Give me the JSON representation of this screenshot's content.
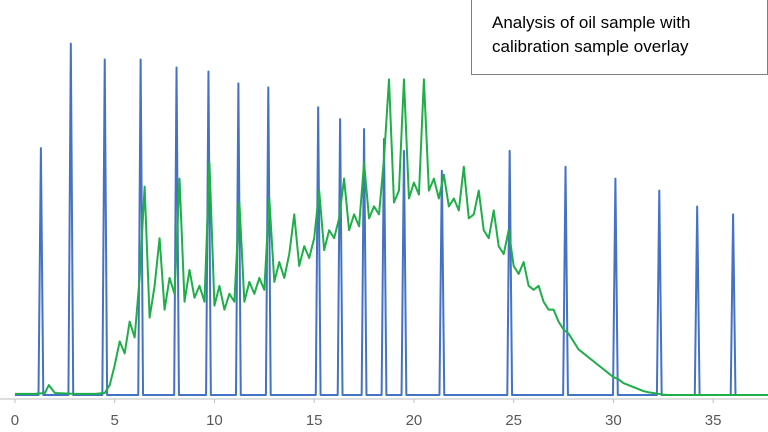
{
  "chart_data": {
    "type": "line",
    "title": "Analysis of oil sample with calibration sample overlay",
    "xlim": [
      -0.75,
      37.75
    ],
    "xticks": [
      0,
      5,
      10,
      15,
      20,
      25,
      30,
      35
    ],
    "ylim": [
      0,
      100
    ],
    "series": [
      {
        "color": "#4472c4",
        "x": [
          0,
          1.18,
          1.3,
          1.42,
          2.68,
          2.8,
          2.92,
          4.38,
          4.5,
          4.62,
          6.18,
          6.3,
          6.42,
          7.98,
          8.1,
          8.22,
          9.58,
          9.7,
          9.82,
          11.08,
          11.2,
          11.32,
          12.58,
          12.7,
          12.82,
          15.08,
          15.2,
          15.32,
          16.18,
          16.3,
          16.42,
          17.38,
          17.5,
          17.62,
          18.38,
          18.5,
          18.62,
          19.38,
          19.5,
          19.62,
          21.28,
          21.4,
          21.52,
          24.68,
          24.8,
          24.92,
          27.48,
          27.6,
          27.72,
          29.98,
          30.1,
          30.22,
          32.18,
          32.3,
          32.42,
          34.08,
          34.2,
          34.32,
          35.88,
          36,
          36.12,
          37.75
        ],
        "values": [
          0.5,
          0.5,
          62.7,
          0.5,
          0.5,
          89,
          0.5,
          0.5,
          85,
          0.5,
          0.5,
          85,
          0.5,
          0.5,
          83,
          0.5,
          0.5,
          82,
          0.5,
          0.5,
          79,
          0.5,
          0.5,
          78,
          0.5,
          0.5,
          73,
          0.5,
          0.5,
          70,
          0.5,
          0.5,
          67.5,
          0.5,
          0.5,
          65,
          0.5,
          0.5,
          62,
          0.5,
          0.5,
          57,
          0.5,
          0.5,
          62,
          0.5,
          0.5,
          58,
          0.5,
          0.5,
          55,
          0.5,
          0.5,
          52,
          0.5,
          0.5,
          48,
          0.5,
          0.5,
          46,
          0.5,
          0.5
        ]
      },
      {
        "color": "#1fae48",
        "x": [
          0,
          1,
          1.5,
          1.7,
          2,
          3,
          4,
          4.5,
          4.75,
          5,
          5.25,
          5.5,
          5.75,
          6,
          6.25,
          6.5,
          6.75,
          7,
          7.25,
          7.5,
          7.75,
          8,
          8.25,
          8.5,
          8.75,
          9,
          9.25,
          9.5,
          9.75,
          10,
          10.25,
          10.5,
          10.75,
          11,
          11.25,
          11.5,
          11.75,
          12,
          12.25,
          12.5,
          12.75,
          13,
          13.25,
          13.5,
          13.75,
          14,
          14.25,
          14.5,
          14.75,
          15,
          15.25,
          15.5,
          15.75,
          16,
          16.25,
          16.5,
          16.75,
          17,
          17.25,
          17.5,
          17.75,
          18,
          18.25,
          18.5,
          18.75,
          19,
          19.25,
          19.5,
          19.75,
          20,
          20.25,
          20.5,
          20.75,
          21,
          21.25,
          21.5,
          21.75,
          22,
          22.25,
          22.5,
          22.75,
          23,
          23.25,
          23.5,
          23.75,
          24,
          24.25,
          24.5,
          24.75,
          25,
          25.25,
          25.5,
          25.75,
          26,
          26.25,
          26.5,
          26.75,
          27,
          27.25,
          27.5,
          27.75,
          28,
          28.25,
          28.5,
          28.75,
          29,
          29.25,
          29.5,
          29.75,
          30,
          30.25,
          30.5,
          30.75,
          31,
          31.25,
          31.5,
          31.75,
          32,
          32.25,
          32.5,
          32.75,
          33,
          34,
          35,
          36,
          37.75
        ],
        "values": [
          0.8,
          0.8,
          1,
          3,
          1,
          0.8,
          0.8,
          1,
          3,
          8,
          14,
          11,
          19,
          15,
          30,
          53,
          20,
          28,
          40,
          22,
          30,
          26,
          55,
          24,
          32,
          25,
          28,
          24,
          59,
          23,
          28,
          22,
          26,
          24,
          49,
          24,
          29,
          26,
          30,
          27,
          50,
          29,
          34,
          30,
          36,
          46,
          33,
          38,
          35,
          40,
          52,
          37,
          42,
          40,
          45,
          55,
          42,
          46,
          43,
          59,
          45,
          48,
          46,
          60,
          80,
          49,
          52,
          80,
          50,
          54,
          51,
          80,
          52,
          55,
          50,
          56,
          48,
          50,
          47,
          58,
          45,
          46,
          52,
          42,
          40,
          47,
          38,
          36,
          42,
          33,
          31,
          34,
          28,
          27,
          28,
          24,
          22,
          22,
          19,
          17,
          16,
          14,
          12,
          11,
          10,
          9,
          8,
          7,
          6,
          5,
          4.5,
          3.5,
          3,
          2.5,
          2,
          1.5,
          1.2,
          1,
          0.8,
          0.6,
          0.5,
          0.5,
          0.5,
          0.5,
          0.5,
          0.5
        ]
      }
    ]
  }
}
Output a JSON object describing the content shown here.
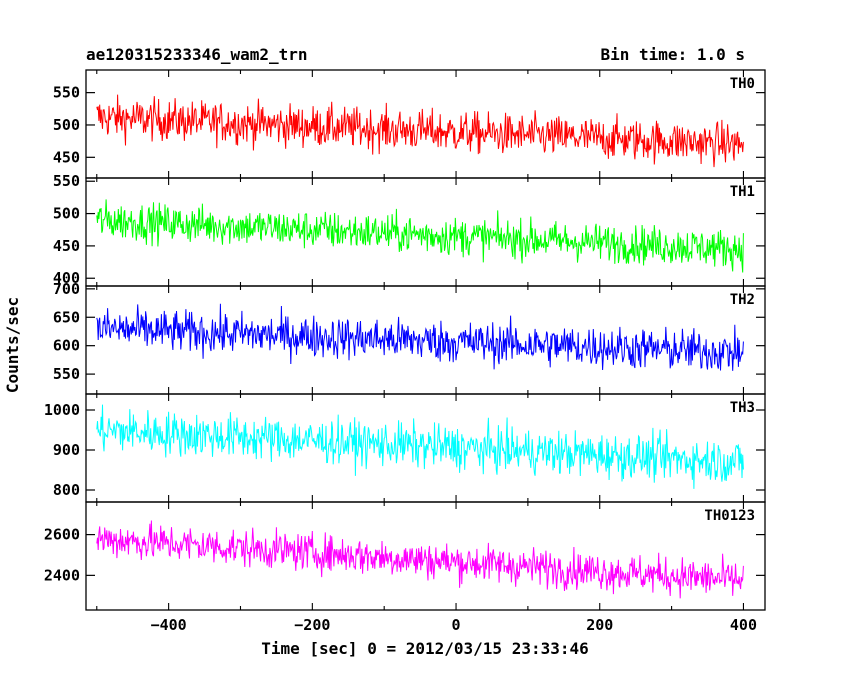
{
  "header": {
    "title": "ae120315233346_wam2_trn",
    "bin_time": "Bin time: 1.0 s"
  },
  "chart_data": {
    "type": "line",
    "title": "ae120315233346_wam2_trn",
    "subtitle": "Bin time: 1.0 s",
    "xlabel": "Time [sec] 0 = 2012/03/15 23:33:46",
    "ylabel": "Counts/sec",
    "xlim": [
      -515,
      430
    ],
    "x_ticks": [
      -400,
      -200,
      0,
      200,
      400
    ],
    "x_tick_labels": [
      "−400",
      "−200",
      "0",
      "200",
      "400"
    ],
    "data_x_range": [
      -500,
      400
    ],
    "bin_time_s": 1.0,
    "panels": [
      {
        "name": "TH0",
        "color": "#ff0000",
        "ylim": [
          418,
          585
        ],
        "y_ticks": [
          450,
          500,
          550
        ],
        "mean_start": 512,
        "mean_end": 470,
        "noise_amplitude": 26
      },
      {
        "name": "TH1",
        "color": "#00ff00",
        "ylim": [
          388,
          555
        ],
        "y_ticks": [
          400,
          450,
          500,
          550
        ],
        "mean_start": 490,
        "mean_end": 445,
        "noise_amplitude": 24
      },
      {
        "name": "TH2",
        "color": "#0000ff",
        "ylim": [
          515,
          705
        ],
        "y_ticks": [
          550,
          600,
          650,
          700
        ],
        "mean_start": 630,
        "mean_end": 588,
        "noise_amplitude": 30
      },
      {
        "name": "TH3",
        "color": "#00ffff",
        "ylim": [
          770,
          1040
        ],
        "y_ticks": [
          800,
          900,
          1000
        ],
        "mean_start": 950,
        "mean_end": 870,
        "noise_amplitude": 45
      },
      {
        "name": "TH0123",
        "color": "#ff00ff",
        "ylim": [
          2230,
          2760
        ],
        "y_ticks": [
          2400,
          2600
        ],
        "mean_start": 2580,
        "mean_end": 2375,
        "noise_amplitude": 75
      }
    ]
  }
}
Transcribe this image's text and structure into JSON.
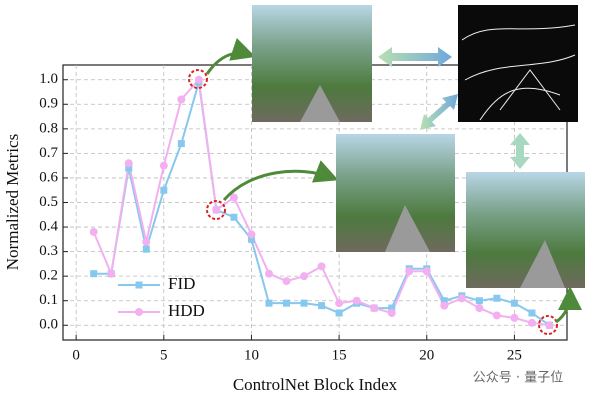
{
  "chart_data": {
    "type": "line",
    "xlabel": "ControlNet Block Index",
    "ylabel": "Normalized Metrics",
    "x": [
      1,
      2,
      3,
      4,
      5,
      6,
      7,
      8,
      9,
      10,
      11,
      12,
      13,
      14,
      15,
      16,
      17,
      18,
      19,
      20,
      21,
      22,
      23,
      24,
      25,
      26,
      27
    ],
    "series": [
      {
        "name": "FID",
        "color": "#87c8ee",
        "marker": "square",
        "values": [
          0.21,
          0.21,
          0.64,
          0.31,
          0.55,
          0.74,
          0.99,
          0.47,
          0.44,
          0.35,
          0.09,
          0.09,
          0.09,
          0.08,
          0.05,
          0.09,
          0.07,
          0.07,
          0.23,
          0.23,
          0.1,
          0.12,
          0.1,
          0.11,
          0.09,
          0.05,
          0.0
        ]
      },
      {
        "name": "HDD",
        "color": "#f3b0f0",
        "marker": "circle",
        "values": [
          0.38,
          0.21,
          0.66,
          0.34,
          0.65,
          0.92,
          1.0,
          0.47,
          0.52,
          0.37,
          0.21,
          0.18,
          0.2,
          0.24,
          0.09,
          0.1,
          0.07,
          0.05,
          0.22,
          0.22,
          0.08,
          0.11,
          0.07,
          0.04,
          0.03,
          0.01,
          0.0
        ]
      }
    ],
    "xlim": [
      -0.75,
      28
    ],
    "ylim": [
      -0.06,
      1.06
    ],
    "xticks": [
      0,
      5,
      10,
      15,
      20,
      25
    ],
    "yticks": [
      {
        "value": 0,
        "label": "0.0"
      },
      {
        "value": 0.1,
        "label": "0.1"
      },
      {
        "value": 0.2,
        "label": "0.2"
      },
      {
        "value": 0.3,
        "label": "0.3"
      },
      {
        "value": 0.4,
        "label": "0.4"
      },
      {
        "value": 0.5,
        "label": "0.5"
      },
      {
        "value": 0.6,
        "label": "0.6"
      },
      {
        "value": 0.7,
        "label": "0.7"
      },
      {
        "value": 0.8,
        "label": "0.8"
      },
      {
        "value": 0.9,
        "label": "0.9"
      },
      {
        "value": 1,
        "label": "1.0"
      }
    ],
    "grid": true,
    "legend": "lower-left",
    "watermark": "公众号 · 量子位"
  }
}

BRIEF:
Only a number is wanted: how many lines of the data above contain "content"?

EXERCISE ANSWER:
2